### ABOUT THIS TASK:
Write the records out exactly as shown. No pictures.

Segment Start: INPUT DATA

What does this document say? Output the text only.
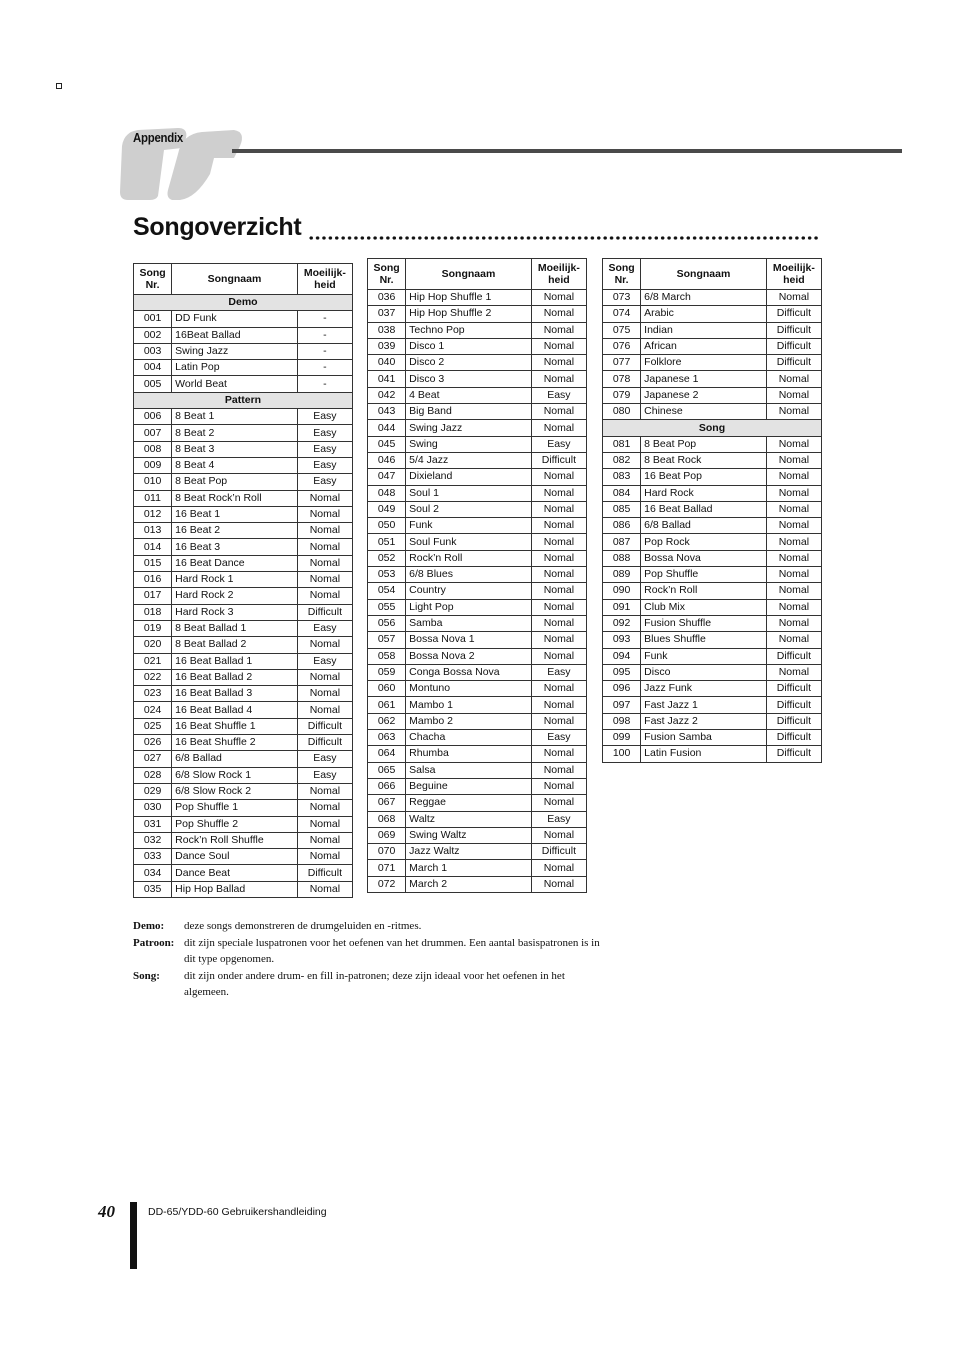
Appendix
Songoverzicht
Song Nr.	Songnaam	Moeilijk-heid
Demo		
001	DD Funk	-
002	16Beat Ballad	-
003	Swing Jazz	-
004	Latin Pop	-
005	World Beat	-
Pattern		
006	8 Beat 1	Easy
007	8 Beat 2	Easy
008	8 Beat 3	Easy
009	8 Beat 4	Easy
010	8 Beat Pop	Easy
011	8 Beat Rock’n Roll	Nomal
012	16 Beat 1	Nomal
013	16 Beat 2	Nomal
014	16 Beat 3	Nomal
015	16 Beat Dance	Nomal
016	Hard Rock 1	Nomal
017	Hard Rock 2	Nomal
018	Hard Rock 3	Difficult
019	8 Beat Ballad 1	Easy
020	8 Beat Ballad 2	Nomal
021	16 Beat Ballad 1	Easy
022	16 Beat Ballad 2	Nomal
023	16 Beat Ballad 3	Nomal
024	16 Beat Ballad 4	Nomal
025	16 Beat Shuffle 1	Difficult
026	16 Beat Shuffle 2	Difficult
027	6/8 Ballad	Easy
028	6/8 Slow Rock 1	Easy
029	6/8 Slow Rock 2	Nomal
030	Pop Shuffle 1	Nomal
031	Pop Shuffle 2	Nomal
032	Rock’n Roll Shuffle	Nomal
033	Dance Soul	Nomal
034	Dance Beat	Difficult
035	Hip Hop Ballad	Nomal
Song Nr.	Songnaam	Moeilijk-heid
036	Hip Hop Shuffle 1	Nomal
037	Hip Hop Shuffle 2	Nomal
038	Techno Pop	Nomal
039	Disco 1	Nomal
040	Disco 2	Nomal
041	Disco 3	Nomal
042	4 Beat	Easy
043	Big Band	Nomal
044	Swing Jazz	Nomal
045	Swing	Easy
046	5/4 Jazz	Difficult
047	Dixieland	Nomal
048	Soul 1	Nomal
049	Soul 2	Nomal
050	Funk	Nomal
051	Soul Funk	Nomal
052	Rock’n Roll	Nomal
053	6/8 Blues	Nomal
054	Country	Nomal
055	Light Pop	Nomal
056	Samba	Nomal
057	Bossa Nova 1	Nomal
058	Bossa Nova 2	Nomal
059	Conga Bossa Nova	Easy
060	Montuno	Nomal
061	Mambo 1	Nomal
062	Mambo 2	Nomal
063	Chacha	Easy
064	Rhumba	Nomal
065	Salsa	Nomal
066	Beguine	Nomal
067	Reggae	Nomal
068	Waltz	Easy
069	Swing Waltz	Nomal
070	Jazz Waltz	Difficult
071	March 1	Nomal
072	March 2	Nomal
Song Nr.	Songnaam	Moeilijk-heid
073	6/8 March	Nomal
074	Arabic	Difficult
075	Indian	Difficult
076	African	Difficult
077	Folklore	Difficult
078	Japanese 1	Nomal
079	Japanese 2	Nomal
080	Chinese	Nomal
Song		
081	8 Beat Pop	Nomal
082	8 Beat Rock	Nomal
083	16 Beat Pop	Nomal
084	Hard Rock	Nomal
085	16 Beat Ballad	Nomal
086	6/8 Ballad	Nomal
087	Pop Rock	Nomal
088	Bossa Nova	Nomal
089	Pop Shuffle	Nomal
090	Rock’n Roll	Nomal
091	Club Mix	Nomal
092	Fusion Shuffle	Nomal
093	Blues Shuffle	Nomal
094	Funk	Difficult
095	Disco	Nomal
096	Jazz Funk	Difficult
097	Fast Jazz 1	Difficult
098	Fast Jazz 2	Difficult
099	Fusion Samba	Difficult
100	Latin Fusion	Difficult
Demo:	deze songs demonstreren de drumgeluiden en -ritmes.
Patroon: dit zijn speciale luspatronen voor het oefenen van het drummen. Een aantal basispatronen is in dit type opgenomen.
Song:	dit zijn onder andere drum- en fill in-patronen; deze zijn ideaal voor het oefenen in het algemeen.
40	DD-65/YDD-60 Gebruikershandleiding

Segment End: INPUT DATA

### PROBLEM SOLUTION:
What does this document say? Output the text only.
Appendix
Songoverzicht
Song Nr.	Songnaam	Moeilijk-heid
Demo		
001	DD Funk	-
002	16Beat Ballad	-
003	Swing Jazz	-
004	Latin Pop	-
005	World Beat	-
Pattern		
006	8 Beat 1	Easy
007	8 Beat 2	Easy
008	8 Beat 3	Easy
009	8 Beat 4	Easy
010	8 Beat Pop	Easy
011	8 Beat Rock’n Roll	Nomal
012	16 Beat 1	Nomal
013	16 Beat 2	Nomal
014	16 Beat 3	Nomal
015	16 Beat Dance	Nomal
016	Hard Rock 1	Nomal
017	Hard Rock 2	Nomal
018	Hard Rock 3	Difficult
019	8 Beat Ballad 1	Easy
020	8 Beat Ballad 2	Nomal
021	16 Beat Ballad 1	Easy
022	16 Beat Ballad 2	Nomal
023	16 Beat Ballad 3	Nomal
024	16 Beat Ballad 4	Nomal
025	16 Beat Shuffle 1	Difficult
026	16 Beat Shuffle 2	Difficult
027	6/8 Ballad	Easy
028	6/8 Slow Rock 1	Easy
029	6/8 Slow Rock 2	Nomal
030	Pop Shuffle 1	Nomal
031	Pop Shuffle 2	Nomal
032	Rock’n Roll Shuffle	Nomal
033	Dance Soul	Nomal
034	Dance Beat	Difficult
035	Hip Hop Ballad	Nomal
Song Nr.	Songnaam	Moeilijk-heid
036	Hip Hop Shuffle 1	Nomal
037	Hip Hop Shuffle 2	Nomal
038	Techno Pop	Nomal
039	Disco 1	Nomal
040	Disco 2	Nomal
041	Disco 3	Nomal
042	4 Beat	Easy
043	Big Band	Nomal
044	Swing Jazz	Nomal
045	Swing	Easy
046	5/4 Jazz	Difficult
047	Dixieland	Nomal
048	Soul 1	Nomal
049	Soul 2	Nomal
050	Funk	Nomal
051	Soul Funk	Nomal
052	Rock’n Roll	Nomal
053	6/8 Blues	Nomal
054	Country	Nomal
055	Light Pop	Nomal
056	Samba	Nomal
057	Bossa Nova 1	Nomal
058	Bossa Nova 2	Nomal
059	Conga Bossa Nova	Easy
060	Montuno	Nomal
061	Mambo 1	Nomal
062	Mambo 2	Nomal
063	Chacha	Easy
064	Rhumba	Nomal
065	Salsa	Nomal
066	Beguine	Nomal
067	Reggae	Nomal
068	Waltz	Easy
069	Swing Waltz	Nomal
070	Jazz Waltz	Difficult
071	March 1	Nomal
072	March 2	Nomal
Song Nr.	Songnaam	Moeilijk-heid
073	6/8 March	Nomal
074	Arabic	Difficult
075	Indian	Difficult
076	African	Difficult
077	Folklore	Difficult
078	Japanese 1	Nomal
079	Japanese 2	Nomal
080	Chinese	Nomal
Song		
081	8 Beat Pop	Nomal
082	8 Beat Rock	Nomal
083	16 Beat Pop	Nomal
084	Hard Rock	Nomal
085	16 Beat Ballad	Nomal
086	6/8 Ballad	Nomal
087	Pop Rock	Nomal
088	Bossa Nova	Nomal
089	Pop Shuffle	Nomal
090	Rock’n Roll	Nomal
091	Club Mix	Nomal
092	Fusion Shuffle	Nomal
093	Blues Shuffle	Nomal
094	Funk	Difficult
095	Disco	Nomal
096	Jazz Funk	Difficult
097	Fast Jazz 1	Difficult
098	Fast Jazz 2	Difficult
099	Fusion Samba	Difficult
100	Latin Fusion	Difficult
Demo:	deze songs demonstreren de drumgeluiden en -ritmes.
Patroon: dit zijn speciale luspatronen voor het oefenen van het drummen. Een aantal basispatronen is in dit type opgenomen.
Song:	dit zijn onder andere drum- en fill in-patronen; deze zijn ideaal voor het oefenen in het algemeen.
40	DD-65/YDD-60 Gebruikershandleiding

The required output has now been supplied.